[START OF MATERIAL SHOWN]

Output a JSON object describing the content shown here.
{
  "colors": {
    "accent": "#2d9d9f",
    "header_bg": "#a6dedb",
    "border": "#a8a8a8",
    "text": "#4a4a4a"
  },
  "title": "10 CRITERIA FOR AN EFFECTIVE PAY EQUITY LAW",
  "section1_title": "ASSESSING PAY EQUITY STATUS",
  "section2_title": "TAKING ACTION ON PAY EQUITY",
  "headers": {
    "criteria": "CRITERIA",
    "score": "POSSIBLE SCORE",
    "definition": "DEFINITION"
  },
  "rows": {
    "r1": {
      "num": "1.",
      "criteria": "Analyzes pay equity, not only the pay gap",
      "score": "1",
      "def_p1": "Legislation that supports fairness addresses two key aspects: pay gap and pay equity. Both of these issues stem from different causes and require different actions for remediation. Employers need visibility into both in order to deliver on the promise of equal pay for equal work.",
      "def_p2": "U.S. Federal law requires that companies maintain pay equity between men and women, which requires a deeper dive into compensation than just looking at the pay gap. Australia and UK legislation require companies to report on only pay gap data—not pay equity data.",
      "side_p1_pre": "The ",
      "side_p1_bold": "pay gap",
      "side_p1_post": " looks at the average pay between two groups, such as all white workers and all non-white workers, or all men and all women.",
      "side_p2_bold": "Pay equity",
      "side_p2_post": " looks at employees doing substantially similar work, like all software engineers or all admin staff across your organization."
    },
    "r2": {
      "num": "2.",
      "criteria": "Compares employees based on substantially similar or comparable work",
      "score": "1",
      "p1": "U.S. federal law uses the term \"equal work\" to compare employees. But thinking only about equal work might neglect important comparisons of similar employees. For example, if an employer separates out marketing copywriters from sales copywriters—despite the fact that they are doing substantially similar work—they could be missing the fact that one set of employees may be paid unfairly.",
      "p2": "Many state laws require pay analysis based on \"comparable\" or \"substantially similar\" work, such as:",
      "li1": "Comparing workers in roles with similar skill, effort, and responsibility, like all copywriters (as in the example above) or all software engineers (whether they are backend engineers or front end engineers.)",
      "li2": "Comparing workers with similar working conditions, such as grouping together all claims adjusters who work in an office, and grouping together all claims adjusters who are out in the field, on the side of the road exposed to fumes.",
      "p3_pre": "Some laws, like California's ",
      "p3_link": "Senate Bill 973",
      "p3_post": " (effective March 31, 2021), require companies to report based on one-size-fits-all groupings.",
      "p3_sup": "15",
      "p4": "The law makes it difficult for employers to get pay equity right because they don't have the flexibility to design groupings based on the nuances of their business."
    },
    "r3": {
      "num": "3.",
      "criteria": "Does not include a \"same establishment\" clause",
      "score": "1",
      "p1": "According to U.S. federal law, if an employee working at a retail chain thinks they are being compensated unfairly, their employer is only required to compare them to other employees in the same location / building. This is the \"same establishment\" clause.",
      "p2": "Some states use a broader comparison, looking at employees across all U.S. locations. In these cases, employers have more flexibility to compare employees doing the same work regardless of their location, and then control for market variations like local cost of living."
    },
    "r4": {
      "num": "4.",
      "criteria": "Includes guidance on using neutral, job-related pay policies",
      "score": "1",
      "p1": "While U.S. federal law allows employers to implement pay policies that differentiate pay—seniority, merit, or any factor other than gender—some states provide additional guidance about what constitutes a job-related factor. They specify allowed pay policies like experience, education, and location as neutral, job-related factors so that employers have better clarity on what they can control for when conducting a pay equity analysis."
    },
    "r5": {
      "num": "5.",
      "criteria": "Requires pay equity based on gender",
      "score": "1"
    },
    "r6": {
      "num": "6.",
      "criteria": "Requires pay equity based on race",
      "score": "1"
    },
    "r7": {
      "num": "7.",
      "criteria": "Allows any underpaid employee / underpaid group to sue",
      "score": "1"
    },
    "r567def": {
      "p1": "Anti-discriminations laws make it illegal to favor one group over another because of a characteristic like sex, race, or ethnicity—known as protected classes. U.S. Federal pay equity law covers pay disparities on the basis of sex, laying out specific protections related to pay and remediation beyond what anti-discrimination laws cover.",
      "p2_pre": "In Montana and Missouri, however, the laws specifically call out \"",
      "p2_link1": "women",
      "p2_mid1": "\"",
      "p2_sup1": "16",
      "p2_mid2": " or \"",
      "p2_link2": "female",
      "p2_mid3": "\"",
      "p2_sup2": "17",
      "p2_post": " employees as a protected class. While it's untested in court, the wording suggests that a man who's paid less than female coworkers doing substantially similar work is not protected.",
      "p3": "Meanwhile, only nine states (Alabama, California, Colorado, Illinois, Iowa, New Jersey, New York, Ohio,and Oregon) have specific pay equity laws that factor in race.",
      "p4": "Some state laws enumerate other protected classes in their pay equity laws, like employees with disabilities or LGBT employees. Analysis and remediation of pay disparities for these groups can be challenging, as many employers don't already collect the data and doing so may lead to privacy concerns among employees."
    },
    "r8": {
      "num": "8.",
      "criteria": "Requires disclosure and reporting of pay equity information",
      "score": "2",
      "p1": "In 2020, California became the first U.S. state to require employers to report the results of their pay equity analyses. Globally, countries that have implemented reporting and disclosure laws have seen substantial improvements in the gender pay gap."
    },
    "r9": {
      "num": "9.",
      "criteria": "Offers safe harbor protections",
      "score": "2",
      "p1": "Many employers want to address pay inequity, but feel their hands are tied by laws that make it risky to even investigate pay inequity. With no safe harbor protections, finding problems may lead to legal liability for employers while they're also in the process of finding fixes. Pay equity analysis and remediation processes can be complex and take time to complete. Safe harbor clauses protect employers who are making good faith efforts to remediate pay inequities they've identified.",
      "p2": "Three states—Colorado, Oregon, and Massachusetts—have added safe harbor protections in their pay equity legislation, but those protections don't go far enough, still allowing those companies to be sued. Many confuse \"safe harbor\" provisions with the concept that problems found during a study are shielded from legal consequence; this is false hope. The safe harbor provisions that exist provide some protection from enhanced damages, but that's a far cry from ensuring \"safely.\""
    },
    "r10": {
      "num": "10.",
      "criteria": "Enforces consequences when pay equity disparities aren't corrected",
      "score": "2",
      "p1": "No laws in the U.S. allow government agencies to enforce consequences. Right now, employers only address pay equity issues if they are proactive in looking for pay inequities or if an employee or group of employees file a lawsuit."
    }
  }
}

[END OF MATERIAL SHOWN]

SHORT PROBLEM: Reproduce each entry word for word.

TASK RESULT:
Output a JSON object describing the content shown here.
{
  "colors": {
    "accent": "#2d9d9f",
    "header_bg": "#a6dedb",
    "border": "#a8a8a8",
    "text": "#4a4a4a"
  },
  "title": "10 CRITERIA FOR AN EFFECTIVE PAY EQUITY LAW",
  "section1_title": "ASSESSING PAY EQUITY STATUS",
  "section2_title": "TAKING ACTION ON PAY EQUITY",
  "headers": {
    "criteria": "CRITERIA",
    "score": "POSSIBLE SCORE",
    "definition": "DEFINITION"
  },
  "rows": {
    "r1": {
      "num": "1.",
      "criteria": "Analyzes pay equity, not only the pay gap",
      "score": "1",
      "def_p1": "Legislation that supports fairness addresses two key aspects: pay gap and pay equity. Both of these issues stem from different causes and require different actions for remediation. Employers need visibility into both in order to deliver on the promise of equal pay for equal work.",
      "def_p2": "U.S. Federal law requires that companies maintain pay equity between men and women, which requires a deeper dive into compensation than just looking at the pay gap. Australia and UK legislation require companies to report on only pay gap data—not pay equity data.",
      "side_p1_pre": "The ",
      "side_p1_bold": "pay gap",
      "side_p1_post": " looks at the average pay between two groups, such as all white workers and all non-white workers, or all men and all women.",
      "side_p2_bold": "Pay equity",
      "side_p2_post": " looks at employees doing substantially similar work, like all software engineers or all admin staff across your organization."
    },
    "r2": {
      "num": "2.",
      "criteria": "Compares employees based on substantially similar or comparable work",
      "score": "1",
      "p1": "U.S. federal law uses the term \"equal work\" to compare employees. But thinking only about equal work might neglect important comparisons of similar employees. For example, if an employer separates out marketing copywriters from sales copywriters—despite the fact that they are doing substantially similar work—they could be missing the fact that one set of employees may be paid unfairly.",
      "p2": "Many state laws require pay analysis based on \"comparable\" or \"substantially similar\" work, such as:",
      "li1": "Comparing workers in roles with similar skill, effort, and responsibility, like all copywriters (as in the example above) or all software engineers (whether they are backend engineers or front end engineers.)",
      "li2": "Comparing workers with similar working conditions, such as grouping together all claims adjusters who work in an office, and grouping together all claims adjusters who are out in the field, on the side of the road exposed to fumes.",
      "p3_pre": "Some laws, like California's ",
      "p3_link": "Senate Bill 973",
      "p3_post": " (effective March 31, 2021), require companies to report based on one-size-fits-all groupings.",
      "p3_sup": "15",
      "p4": "The law makes it difficult for employers to get pay equity right because they don't have the flexibility to design groupings based on the nuances of their business."
    },
    "r3": {
      "num": "3.",
      "criteria": "Does not include a \"same establishment\" clause",
      "score": "1",
      "p1": "According to U.S. federal law, if an employee working at a retail chain thinks they are being compensated unfairly, their employer is only required to compare them to other employees in the same location / building. This is the \"same establishment\" clause.",
      "p2": "Some states use a broader comparison, looking at employees across all U.S. locations. In these cases, employers have more flexibility to compare employees doing the same work regardless of their location, and then control for market variations like local cost of living."
    },
    "r4": {
      "num": "4.",
      "criteria": "Includes guidance on using neutral, job-related pay policies",
      "score": "1",
      "p1": "While U.S. federal law allows employers to implement pay policies that differentiate pay—seniority, merit, or any factor other than gender—some states provide additional guidance about what constitutes a job-related factor. They specify allowed pay policies like experience, education, and location as neutral, job-related factors so that employers have better clarity on what they can control for when conducting a pay equity analysis."
    },
    "r5": {
      "num": "5.",
      "criteria": "Requires pay equity based on gender",
      "score": "1"
    },
    "r6": {
      "num": "6.",
      "criteria": "Requires pay equity based on race",
      "score": "1"
    },
    "r7": {
      "num": "7.",
      "criteria": "Allows any underpaid employee / underpaid group to sue",
      "score": "1"
    },
    "r567def": {
      "p1": "Anti-discriminations laws make it illegal to favor one group over another because of a characteristic like sex, race, or ethnicity—known as protected classes. U.S. Federal pay equity law covers pay disparities on the basis of sex, laying out specific protections related to pay and remediation beyond what anti-discrimination laws cover.",
      "p2_pre": "In Montana and Missouri, however, the laws specifically call out \"",
      "p2_link1": "women",
      "p2_mid1": "\"",
      "p2_sup1": "16",
      "p2_mid2": " or \"",
      "p2_link2": "female",
      "p2_mid3": "\"",
      "p2_sup2": "17",
      "p2_post": " employees as a protected class. While it's untested in court, the wording suggests that a man who's paid less than female coworkers doing substantially similar work is not protected.",
      "p3": "Meanwhile, only nine states (Alabama, California, Colorado, Illinois, Iowa, New Jersey, New York, Ohio,and Oregon) have specific pay equity laws that factor in race.",
      "p4": "Some state laws enumerate other protected classes in their pay equity laws, like employees with disabilities or LGBT employees. Analysis and remediation of pay disparities for these groups can be challenging, as many employers don't already collect the data and doing so may lead to privacy concerns among employees."
    },
    "r8": {
      "num": "8.",
      "criteria": "Requires disclosure and reporting of pay equity information",
      "score": "2",
      "p1": "In 2020, California became the first U.S. state to require employers to report the results of their pay equity analyses. Globally, countries that have implemented reporting and disclosure laws have seen substantial improvements in the gender pay gap."
    },
    "r9": {
      "num": "9.",
      "criteria": "Offers safe harbor protections",
      "score": "2",
      "p1": "Many employers want to address pay inequity, but feel their hands are tied by laws that make it risky to even investigate pay inequity. With no safe harbor protections, finding problems may lead to legal liability for employers while they're also in the process of finding fixes. Pay equity analysis and remediation processes can be complex and take time to complete. Safe harbor clauses protect employers who are making good faith efforts to remediate pay inequities they've identified.",
      "p2": "Three states—Colorado, Oregon, and Massachusetts—have added safe harbor protections in their pay equity legislation, but those protections don't go far enough, still allowing those companies to be sued. Many confuse \"safe harbor\" provisions with the concept that problems found during a study are shielded from legal consequence; this is false hope. The safe harbor provisions that exist provide some protection from enhanced damages, but that's a far cry from ensuring \"safely.\""
    },
    "r10": {
      "num": "10.",
      "criteria": "Enforces consequences when pay equity disparities aren't corrected",
      "score": "2",
      "p1": "No laws in the U.S. allow government agencies to enforce consequences. Right now, employers only address pay equity issues if they are proactive in looking for pay inequities or if an employee or group of employees file a lawsuit."
    }
  }
}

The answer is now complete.